§ **Fragmento del texto**
Asombrosas criaturas que logran su máximo potencial en presencia de la confusión. La que encaran y la que expelen

Una protesta en Medellín, el 8 de febrero.
Una protesta en Medellín, el 8 de febrero.Juan Jose Patino (Getty Images)

El caos, aunque resulte contradictorio, no siempre es caótico. Hay seres que lo aprovechan para prosperar. Como los extremófilos, microorganismos asombrosos que moran en la profundidad de los volcanes marinos y en las gélidas capas polares, sometidos a temperaturas imposibles o a constantes chorros de ácido, cloro y sulfuro. Los científicos dicen que garantizan la supervivencia gracias a una elevada capacidad enzimática, que mantiene su estabilidad en condiciones extremas.

Los extremófilos no son buenos o malos; son seres que biológicamente “funcionan” de manera diferente a la mayoría de sus compañeros de planeta. La imaginación, esa magnífica herramienta que la humanidad usa para progresar o aniquilarse, nos permite trasladar a los extremófilos del reino abisal y las nieves perpetuas a la vida en sociedad.

Como si se tratara de una película sobre conspiraciones alienígenas, bien podríamos decir que hay extremófilos entre nosotros. Congéneres que no se encuentran a gusto en presencia del orden, y a los que les repugna ver las cosas en el lugar que les corresponde. Personas que se fortalecen en el caos. Que nadie se llame a engaños: a pesar de la descripción, el fracaso no es para ellos una constante.

§ **Ejercicios propuestos**
A. Para cada afirmación, indica si concuerda con el fragmento sobre los extremófilos: responde sí o no y cita literalmente las palabras que lo deciden. (i) Los extremófilos viven en la profundidad de los volcanes marinos y en las capas polares. (ii) El fragmento califica a los extremófilos como seres malos. (iii) Para las personas que se fortalecen en el caos, el fracaso es una constante.
B. Reproduce palabra por palabra el tramo del fragmento sobre los extremófilos que va desde "El caos, aunque" hasta "en condiciones extremas.".
C. Prosigue el fragmento sobre los extremófilos a partir de su última oración.

§ **Conjunto de datos**
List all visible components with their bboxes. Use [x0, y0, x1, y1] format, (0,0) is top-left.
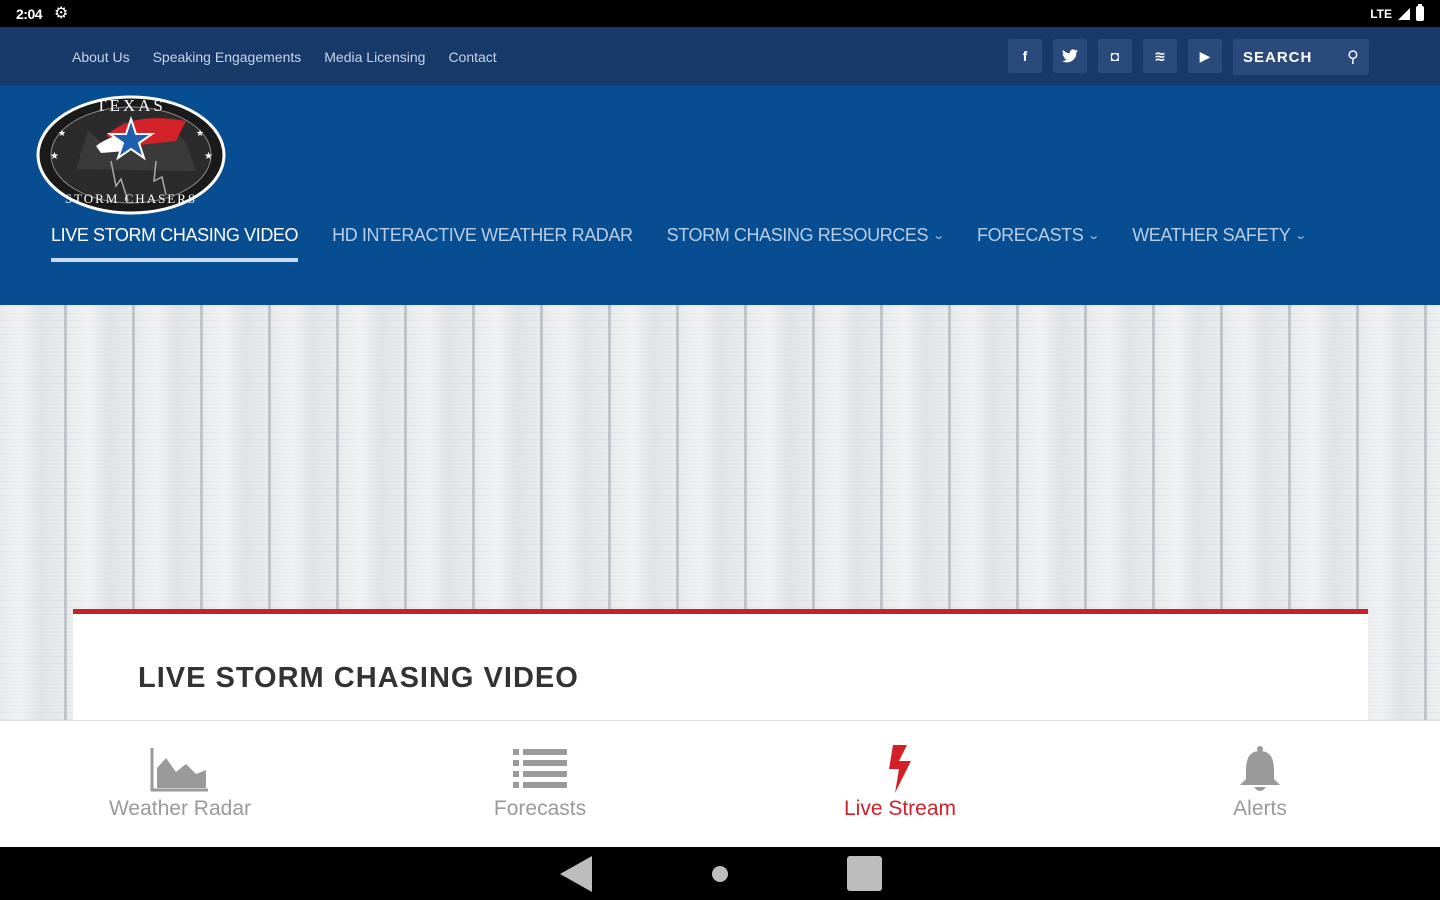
lightning-icon — [870, 745, 930, 793]
bottom-tab-bar: Weather Radar Forecasts Live Stream Aler… — [0, 720, 1440, 847]
search-input[interactable] — [1243, 48, 1333, 66]
nav-weather-safety[interactable]: WEATHER SAFETY ⌄ — [1132, 225, 1308, 246]
list-icon — [510, 745, 570, 793]
content-card: LIVE STORM CHASING VIDEO — [73, 609, 1368, 720]
svg-text:★: ★ — [196, 128, 204, 138]
link-contact[interactable]: Contact — [448, 49, 496, 65]
twitter-icon[interactable] — [1053, 39, 1087, 73]
logo-bottom-text: STORM CHASERS — [65, 191, 197, 206]
battery-icon — [1416, 4, 1424, 21]
settings-gear-icon: ⚙ — [54, 4, 69, 22]
tab-weather-radar[interactable]: Weather Radar — [0, 721, 360, 847]
main-header: TEXAS STORM CHASERS ★ ★ ★ ★ LIVE STORM C… — [0, 86, 1440, 305]
bell-icon — [1230, 745, 1290, 793]
chevron-down-icon: ⌄ — [932, 230, 945, 242]
search-icon[interactable]: ⚲ — [1347, 47, 1359, 67]
nav-label: LIVE STORM CHASING VIDEO — [51, 225, 299, 245]
main-nav: LIVE STORM CHASING VIDEO HD INTERACTIVE … — [51, 225, 1339, 262]
svg-text:★: ★ — [58, 128, 66, 138]
back-icon[interactable] — [560, 856, 592, 892]
nav-label: WEATHER SAFETY — [1132, 225, 1291, 245]
network-label: LTE — [1370, 6, 1392, 21]
nav-label: HD INTERACTIVE WEATHER RADAR — [332, 225, 633, 245]
svg-text:★: ★ — [204, 151, 213, 162]
facebook-icon[interactable]: f — [1008, 39, 1042, 73]
link-about-us[interactable]: About Us — [72, 49, 130, 65]
page-title: LIVE STORM CHASING VIDEO — [138, 662, 579, 694]
nav-forecasts[interactable]: FORECASTS ⌄ — [976, 225, 1101, 246]
area-chart-icon — [150, 745, 210, 793]
tab-label: Forecasts — [493, 797, 587, 820]
tab-forecasts[interactable]: Forecasts — [360, 721, 720, 847]
rss-icon[interactable]: ≋ — [1143, 39, 1177, 73]
home-icon[interactable] — [712, 866, 728, 882]
link-media-licensing[interactable]: Media Licensing — [324, 49, 425, 65]
nav-label: FORECASTS — [976, 225, 1084, 245]
nav-label: STORM CHASING RESOURCES — [666, 225, 929, 245]
nav-storm-chasing-resources[interactable]: STORM CHASING RESOURCES ⌄ — [666, 225, 946, 246]
status-time: 2:04 — [16, 5, 43, 22]
recent-apps-icon[interactable] — [847, 856, 882, 891]
texas-storm-chasers-logo[interactable]: TEXAS STORM CHASERS ★ ★ ★ ★ — [36, 91, 226, 216]
nav-hd-interactive-weather-radar[interactable]: HD INTERACTIVE WEATHER RADAR — [332, 225, 633, 246]
tab-label: Live Stream — [843, 797, 957, 820]
youtube-icon[interactable]: ▶ — [1188, 39, 1222, 73]
status-bar: 2:04 ⚙ LTE — [0, 0, 1440, 27]
chevron-down-icon: ⌄ — [1087, 230, 1101, 242]
tab-label: Alerts — [1233, 797, 1287, 820]
instagram-icon[interactable]: ◘ — [1098, 39, 1132, 73]
utility-links: About Us Speaking Engagements Media Lice… — [72, 49, 497, 65]
status-indicators: LTE — [1370, 4, 1424, 21]
signal-icon — [1398, 7, 1410, 20]
system-nav-bar — [0, 847, 1440, 900]
active-underline — [51, 258, 299, 262]
nav-live-storm-chasing-video[interactable]: LIVE STORM CHASING VIDEO — [51, 225, 299, 262]
tab-live-stream[interactable]: Live Stream — [720, 721, 1080, 847]
link-speaking-engagements[interactable]: Speaking Engagements — [153, 49, 302, 65]
hero-wood-background: LIVE STORM CHASING VIDEO — [0, 305, 1440, 720]
svg-text:★: ★ — [50, 151, 59, 162]
social-links: f ◘ ≋ ▶ — [1008, 39, 1222, 73]
logo-top-text: TEXAS — [96, 96, 166, 115]
tab-label: Weather Radar — [108, 797, 252, 820]
chevron-down-icon: ⌄ — [1294, 230, 1308, 242]
search-box: ⚲ — [1233, 39, 1369, 75]
tab-alerts[interactable]: Alerts — [1080, 721, 1440, 847]
utility-bar: About Us Speaking Engagements Media Lice… — [0, 27, 1440, 86]
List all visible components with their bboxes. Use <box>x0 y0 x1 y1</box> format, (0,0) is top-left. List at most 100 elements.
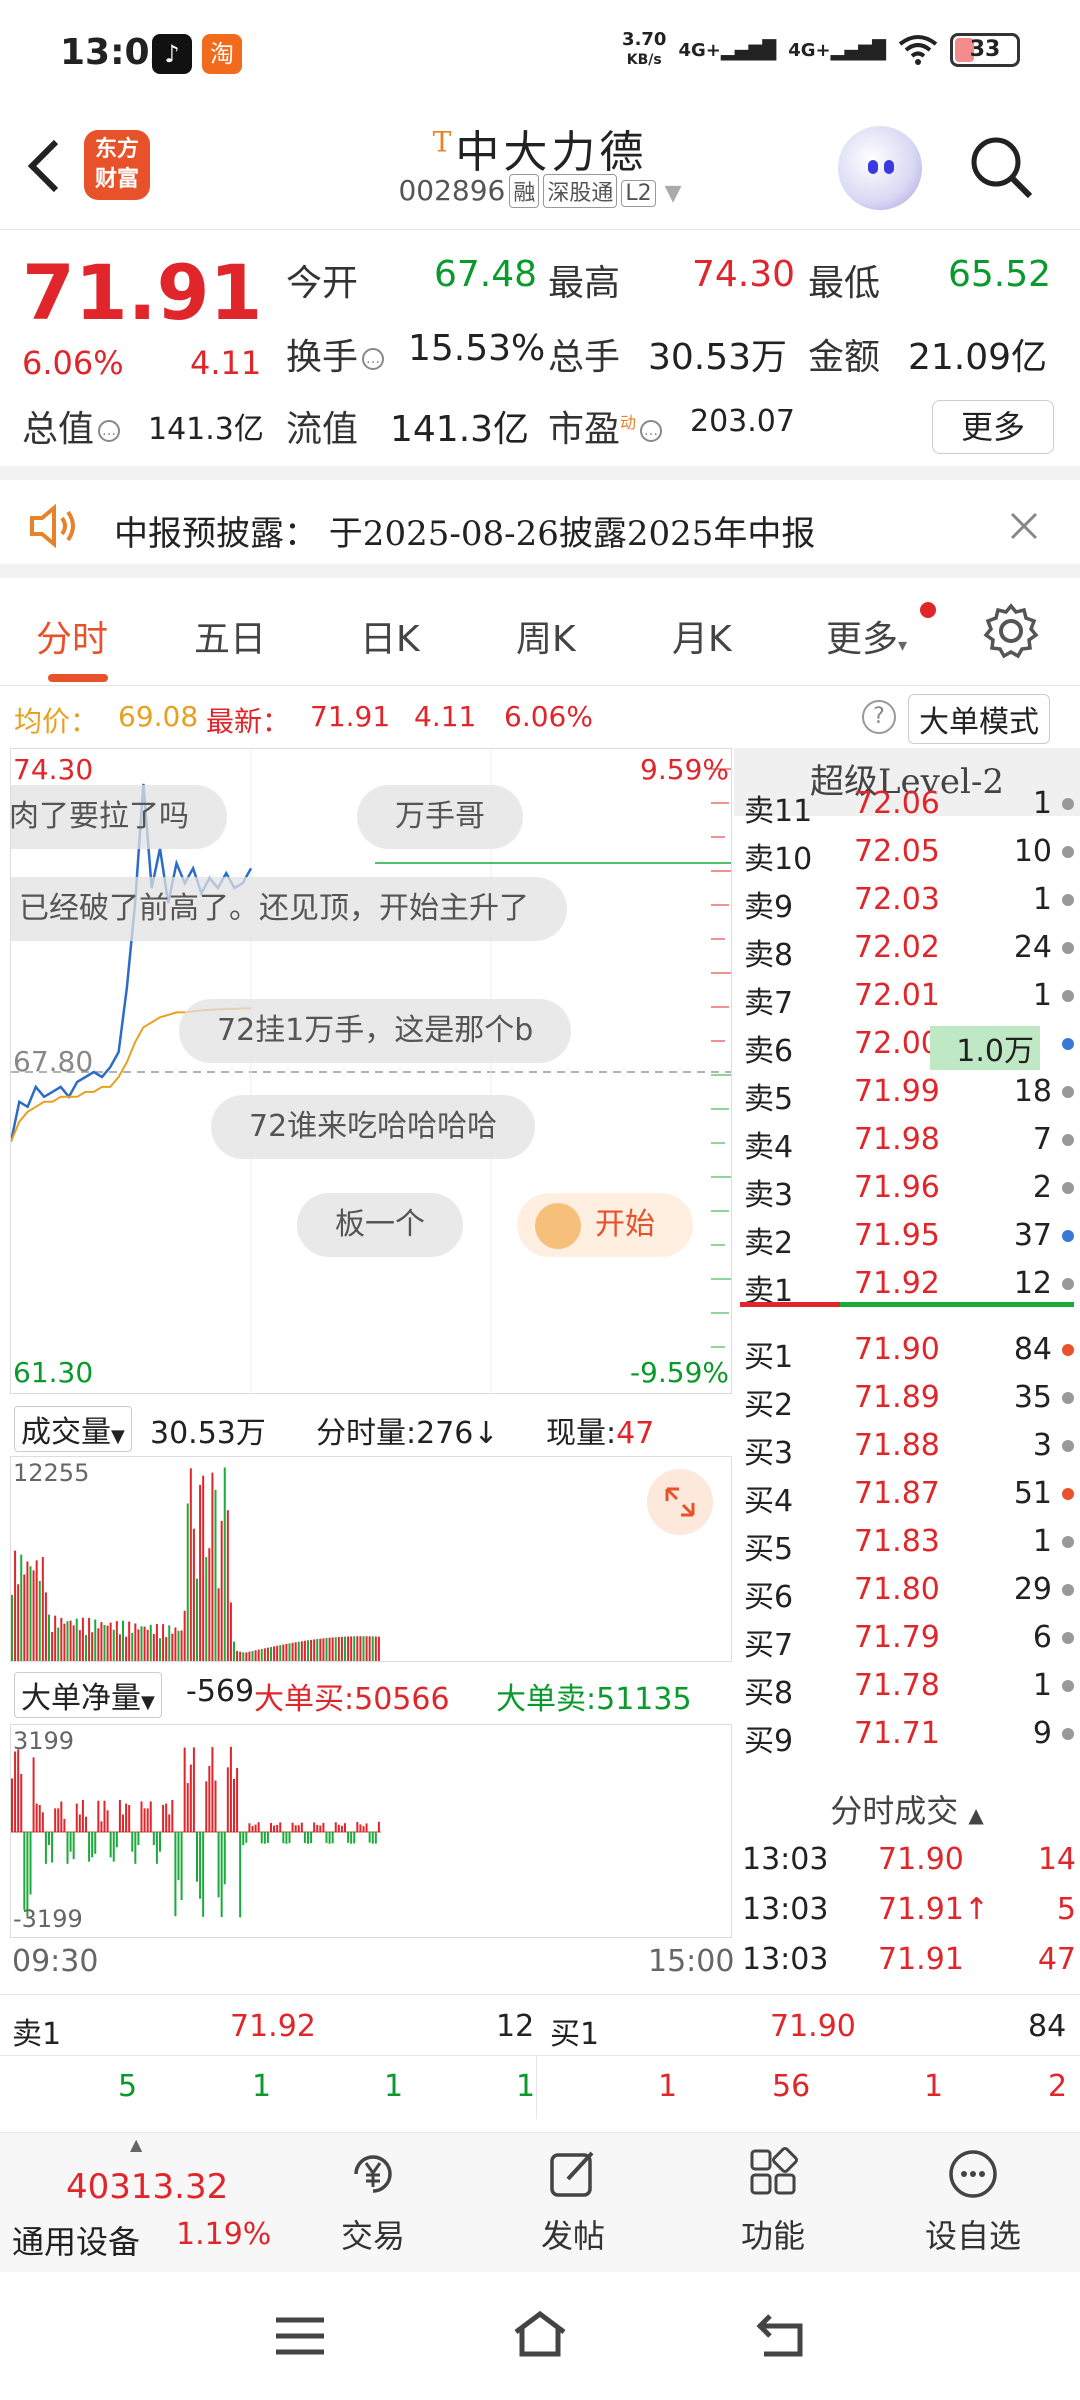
order-dot <box>1062 1038 1074 1050</box>
flow-bar <box>35 1803 38 1832</box>
bid-row[interactable]: 买2 71.89 35 <box>734 1374 1080 1423</box>
nav-functions[interactable]: 功能 <box>698 2147 848 2257</box>
back-icon[interactable] <box>752 2310 808 2360</box>
order-dot <box>1062 1278 1074 1290</box>
danmu-start-button[interactable]: 开始 <box>517 1193 693 1257</box>
notice-banner[interactable]: 中报预披露： 于2025-08-26披露2025年中报 <box>0 466 1080 578</box>
tab-monthly-k[interactable]: 月K <box>672 610 732 662</box>
flow-bar <box>26 1832 29 1917</box>
bid-row[interactable]: 买1 71.90 84 <box>734 1326 1080 1375</box>
tab-daily-k[interactable]: 日K <box>360 610 420 662</box>
change-pct: 6.06% <box>22 344 124 382</box>
info-icon[interactable]: … <box>640 420 663 442</box>
danmu-comment[interactable]: 万手哥 <box>357 785 523 849</box>
avg-change-pct: 6.06% <box>504 700 593 733</box>
ask-row[interactable]: 卖7 72.01 1 <box>734 972 1080 1021</box>
bid-row[interactable]: 买3 71.88 3 <box>734 1422 1080 1471</box>
more-button[interactable]: 更多 <box>932 400 1054 454</box>
bid-row[interactable]: 买4 71.87 51 <box>734 1470 1080 1519</box>
nav-post[interactable]: 发帖 <box>498 2147 648 2257</box>
info-icon[interactable]: … <box>98 420 121 442</box>
assistant-avatar-icon[interactable] <box>838 126 922 210</box>
flow-bar <box>365 1823 368 1832</box>
help-icon[interactable]: ? <box>862 700 896 734</box>
ask-row[interactable]: 卖6 72.00 1.0万 <box>734 1020 1080 1070</box>
index-widget[interactable]: ▲ 40313.32 通用设备 1.19% <box>0 2133 290 2273</box>
tab-intraday[interactable]: 分时 <box>36 610 108 662</box>
danmu-comment[interactable]: ，已经破了前高了。还见顶，开始主升了 <box>11 877 567 941</box>
nav-trade[interactable]: 交易 <box>298 2147 448 2257</box>
trade-list-title[interactable]: 分时成交 ▲ <box>734 1786 1080 1832</box>
ask-row[interactable]: 卖3 71.96 2 <box>734 1164 1080 1213</box>
home-icon[interactable] <box>510 2308 570 2362</box>
active-tab-indicator <box>48 674 108 682</box>
trade-volume: 5 <box>1056 1892 1076 1927</box>
bid-row[interactable]: 买6 71.80 29 <box>734 1566 1080 1615</box>
danmu-comment[interactable]: 72谁来吃哈哈哈哈 <box>211 1095 536 1159</box>
volume-bar <box>254 1650 257 1661</box>
flow-bar <box>69 1832 72 1852</box>
volume-bar <box>313 1639 316 1661</box>
big-order-chart[interactable]: 3199 -3199 <box>10 1724 732 1938</box>
flow-bar <box>103 1800 106 1832</box>
ask-row[interactable]: 卖10 72.05 10 <box>734 828 1080 877</box>
avg-value: 69.08 <box>118 700 199 733</box>
bid-row[interactable]: 买5 71.83 1 <box>734 1518 1080 1567</box>
ask-row[interactable]: 卖4 71.98 7 <box>734 1116 1080 1165</box>
danmu-comment[interactable]: 肉了要拉了吗 <box>11 785 227 849</box>
nav-add-watchlist[interactable]: 设自选 <box>898 2147 1048 2257</box>
big-order-net: -569 <box>186 1674 255 1709</box>
flow-max-label: 3199 <box>13 1727 75 1755</box>
order-dot <box>1062 1488 1074 1500</box>
settings-gear-icon[interactable] <box>982 602 1040 660</box>
info-icon[interactable]: … <box>362 348 385 370</box>
volume-chart[interactable]: 12255 <box>10 1456 732 1662</box>
ask-row[interactable]: 卖9 72.03 1 <box>734 876 1080 925</box>
ask-row[interactable]: 卖5 71.99 18 <box>734 1068 1080 1117</box>
tab-weekly-k[interactable]: 周K <box>516 610 576 662</box>
volume-bar <box>38 1580 41 1661</box>
volume-bar <box>307 1640 309 1661</box>
flow-bar <box>48 1832 50 1846</box>
volume-bar <box>115 1621 118 1661</box>
volume-bar <box>20 1554 23 1661</box>
intraday-chart[interactable]: 74.30 9.59% 61.30 -9.59% 67.80 肉了要拉了吗 万手… <box>10 748 732 1394</box>
flow-bar <box>319 1825 322 1832</box>
ask-row[interactable]: 卖1 71.92 12 <box>734 1260 1080 1309</box>
bid-price: 71.88 <box>854 1428 940 1463</box>
bid-row[interactable]: 买9 71.71 9 <box>734 1710 1080 1759</box>
search-icon[interactable] <box>966 132 1038 204</box>
ask-row[interactable]: 卖11 72.06 1 <box>734 780 1080 829</box>
bid-volume: 1 <box>1032 1668 1052 1703</box>
ask-row[interactable]: 卖2 71.95 37 <box>734 1212 1080 1261</box>
flow-bar <box>146 1808 149 1832</box>
flow-bar <box>78 1814 81 1832</box>
ask-label: 卖4 <box>744 1130 794 1165</box>
bid-row[interactable]: 买7 71.79 6 <box>734 1614 1080 1663</box>
volume-bar <box>266 1647 269 1661</box>
flow-bar <box>334 1822 337 1832</box>
volume-bar <box>279 1645 282 1661</box>
danmu-comment[interactable]: 72挂1万手，这是那个b <box>179 999 572 1063</box>
tab-five-day[interactable]: 五日 <box>194 610 266 662</box>
volume-bar <box>344 1636 346 1661</box>
volume-selector[interactable]: 成交量▼ <box>14 1406 132 1452</box>
tab-more[interactable]: 更多▾ <box>826 610 907 662</box>
big-order-mode-button[interactable]: 大单模式 <box>908 694 1050 744</box>
flow-bar <box>165 1803 168 1832</box>
flow-bar <box>316 1824 319 1832</box>
menu-icon[interactable] <box>272 2314 328 2358</box>
volume-bar <box>282 1644 285 1661</box>
ask-row[interactable]: 卖8 72.02 24 <box>734 924 1080 973</box>
system-nav-bar <box>0 2272 1080 2400</box>
expand-icon[interactable] <box>647 1469 713 1535</box>
big-order-selector[interactable]: 大单净量▼ <box>14 1672 162 1718</box>
big-order-bars <box>11 1746 381 1918</box>
flow-bar <box>236 1768 239 1832</box>
close-icon[interactable] <box>1008 510 1040 542</box>
ask-price: 71.99 <box>854 1074 940 1109</box>
volume-bar <box>189 1468 192 1661</box>
tick-volume: 分时量:276↓ <box>316 1416 499 1451</box>
danmu-comment[interactable]: 板一个 <box>297 1193 463 1257</box>
bid-row[interactable]: 买8 71.78 1 <box>734 1662 1080 1711</box>
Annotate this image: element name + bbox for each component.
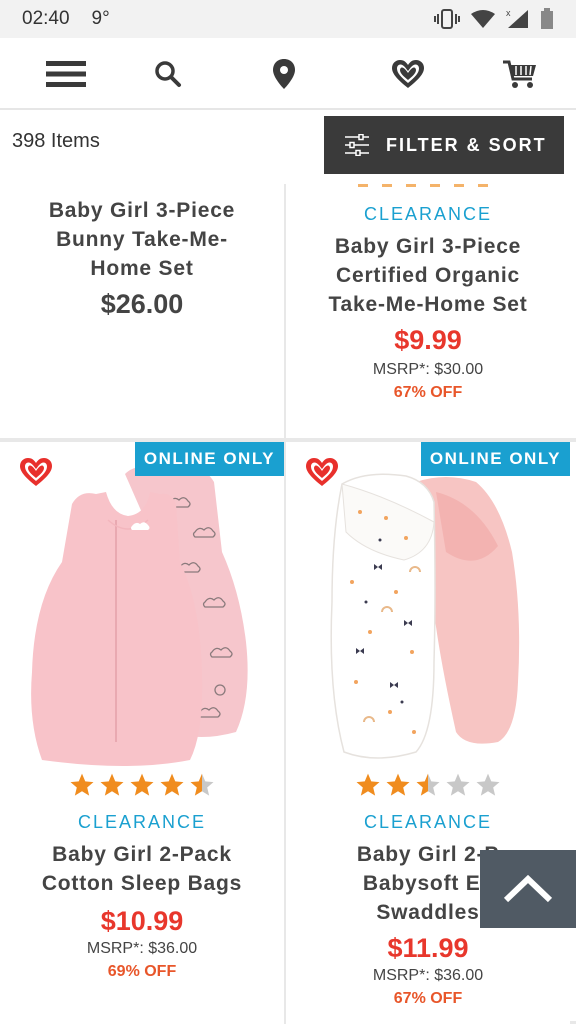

§ **Lista de respuestas**
A.
(i) Sí: "moran en la profundidad de los volcanes marinos y en las gélidas capas polares".
(ii) No: "Los extremófilos no son buenos o malos".
(iii) No: "el fracaso no es para ellos una constante".

B.
El caos, aunque resulte contradictorio, no siempre es caótico. Hay seres que lo aprovechan para prosperar. Como los extremófilos, microorganismos asombrosos que moran en la profundidad de los volcanes marinos y en las gélidas capas polares, sometidos a temperaturas imposibles o a constantes chorros de ácido, cloro y sulfuro. Los científicos dicen que garantizan la supervivencia gracias a una elevada capacidad enzimática, que mantiene su estabilidad en condiciones extremas.

C.
La verdad es que una mirada a la historia nos indica que los extremófilos humanos son más comunes de lo que pudiéramos pensar y que, gracias a sus especiales condiciones, no solo subsisten, sino que triunfan. Y lo hacen gracias a que saben amar con la misma intensidad en que odian. Esa importante condición les permite contagiar a los demás de amor por sus finos argumentos, pero logran, además, que quienes los rodean rechacen aquellos razonamientos que mortifican al extremófilo.

¿Existe una manera más sencilla de referirse a los extremófilos? No. Han sido muchos los intentos de acuñar términos coloquiales que jamás los describen con justicia: anarquistas, revolucionarios, radicales, agitadores, extremistas, ácratas, libertarios. Unos, responsables de positivas transformaciones y, otros, recordados por haber protagonizado algunos de los más oscuros episodios de la vida inteligente.

Los extremófilos suelen tener un talón de Aquiles que puede arrastrarlos al despeñadero: nunca llegan a puerto; para ellos no hay destinos finales y el camino que recorren está privado de metas. Nada los llena. No hay para ellos forma de satisfacción o medida de sus pasiones. Son insaciables y anhelantes por naturaleza. Figuradamente hablando, tienen apetitos pantagruélicos. Por eso regresan siempre al efervescente caos, donde pelechan y germinan sus ideas. El costo es alto: en nadie confían y de todo recelan. El delirio de persecución los acosa. En cada alma ven una traición. El orden del mundo conspira contra ellos. Y ellos terminan conspirando contra ese mundo que no les place.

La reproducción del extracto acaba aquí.